* _To be done_
Return all the entries exactly, keeping pictures out.

· · · · ·

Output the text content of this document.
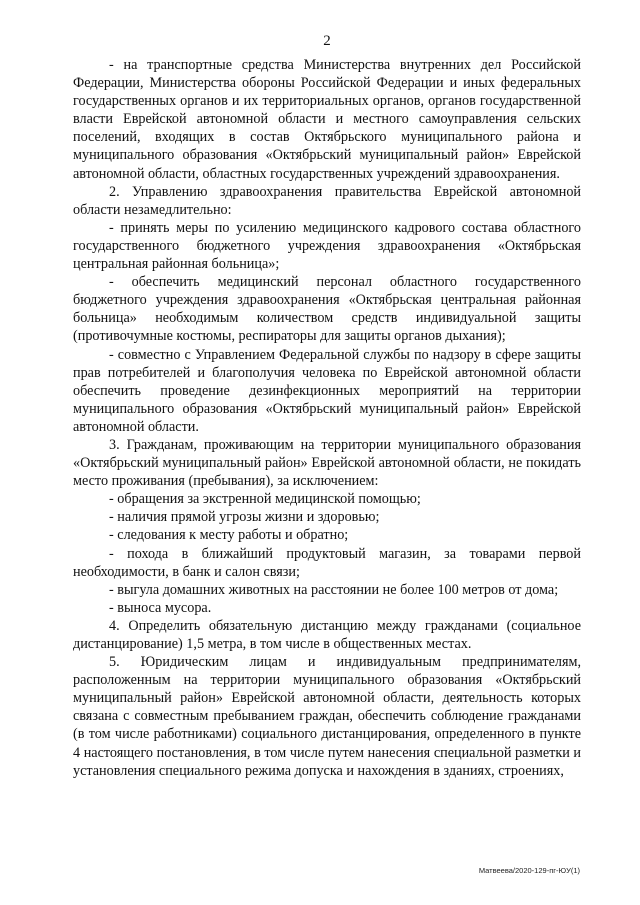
2

- на транспортные средства Министерства внутренних дел Российской Федерации, Министерства обороны Российской Федерации и иных федеральных государственных органов и их территориальных органов, органов государственной власти Еврейской автономной области и местного самоуправления сельских поселений, входящих в состав Октябрьского муниципального района и муниципального образования «Октябрьский муниципальный район» Еврейской автономной области, областных государственных учреждений здравоохранения.

2. Управлению здравоохранения правительства Еврейской автономной области незамедлительно:

- принять меры по усилению медицинского кадрового состава областного государственного бюджетного учреждения здравоохранения «Октябрьская центральная районная больница»;

- обеспечить медицинский персонал областного государственного бюджетного учреждения здравоохранения «Октябрьская центральная районная больница» необходимым количеством средств индивидуальной защиты (противочумные костюмы, респираторы для защиты органов дыхания);

- совместно с Управлением Федеральной службы по надзору в сфере защиты прав потребителей и благополучия человека по Еврейской автономной области обеспечить проведение дезинфекционных мероприятий на территории муниципального образования «Октябрьский муниципальный район» Еврейской автономной области.

3. Гражданам, проживающим на территории муниципального образования «Октябрьский муниципальный район» Еврейской автономной области, не покидать место проживания (пребывания), за исключением:

- обращения за экстренной медицинской помощью;

- наличия прямой угрозы жизни и здоровью;

- следования к месту работы и обратно;

- похода в ближайший продуктовый магазин, за товарами первой необходимости, в банк и салон связи;

- выгула домашних животных на расстоянии не более 100 метров от дома;

- выноса мусора.

4. Определить обязательную дистанцию между гражданами (социальное дистанцирование) 1,5 метра, в том числе в общественных местах.

5. Юридическим лицам и индивидуальным предпринимателям, расположенным на территории муниципального образования «Октябрьский муниципальный район» Еврейской автономной области, деятельность которых связана с совместным пребыванием граждан, обеспечить соблюдение гражданами (в том числе работниками) социального дистанцирования, определенного в пункте 4 настоящего постановления, в том числе путем нанесения специальной разметки и установления специального режима допуска и нахождения в зданиях, строениях,

Матвеева/2020-129-пг-ЮУ(1)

· · · · ·

* _Correct answer_
Output the text content of this document.
2

- на транспортные средства Министерства внутренних дел Российской Федерации, Министерства обороны Российской Федерации и иных федеральных государственных органов и их территориальных органов, органов государственной власти Еврейской автономной области и местного самоуправления сельских поселений, входящих в состав Октябрьского муниципального района и муниципального образования «Октябрьский муниципальный район» Еврейской автономной области, областных государственных учреждений здравоохранения.

2. Управлению здравоохранения правительства Еврейской автономной области незамедлительно:

- принять меры по усилению медицинского кадрового состава областного государственного бюджетного учреждения здравоохранения «Октябрьская центральная районная больница»;

- обеспечить медицинский персонал областного государственного бюджетного учреждения здравоохранения «Октябрьская центральная районная больница» необходимым количеством средств индивидуальной защиты (противочумные костюмы, респираторы для защиты органов дыхания);

- совместно с Управлением Федеральной службы по надзору в сфере защиты прав потребителей и благополучия человека по Еврейской автономной области обеспечить проведение дезинфекционных мероприятий на территории муниципального образования «Октябрьский муниципальный район» Еврейской автономной области.

3. Гражданам, проживающим на территории муниципального образования «Октябрьский муниципальный район» Еврейской автономной области, не покидать место проживания (пребывания), за исключением:

- обращения за экстренной медицинской помощью;

- наличия прямой угрозы жизни и здоровью;

- следования к месту работы и обратно;

- похода в ближайший продуктовый магазин, за товарами первой необходимости, в банк и салон связи;

- выгула домашних животных на расстоянии не более 100 метров от дома;

- выноса мусора.

4. Определить обязательную дистанцию между гражданами (социальное дистанцирование) 1,5 метра, в том числе в общественных местах.

5. Юридическим лицам и индивидуальным предпринимателям, расположенным на территории муниципального образования «Октябрьский муниципальный район» Еврейской автономной области, деятельность которых связана с совместным пребыванием граждан, обеспечить соблюдение гражданами (в том числе работниками) социального дистанцирования, определенного в пункте 4 настоящего постановления, в том числе путем нанесения специальной разметки и установления специального режима допуска и нахождения в зданиях, строениях,

Матвеева/2020-129-пг-ЮУ(1)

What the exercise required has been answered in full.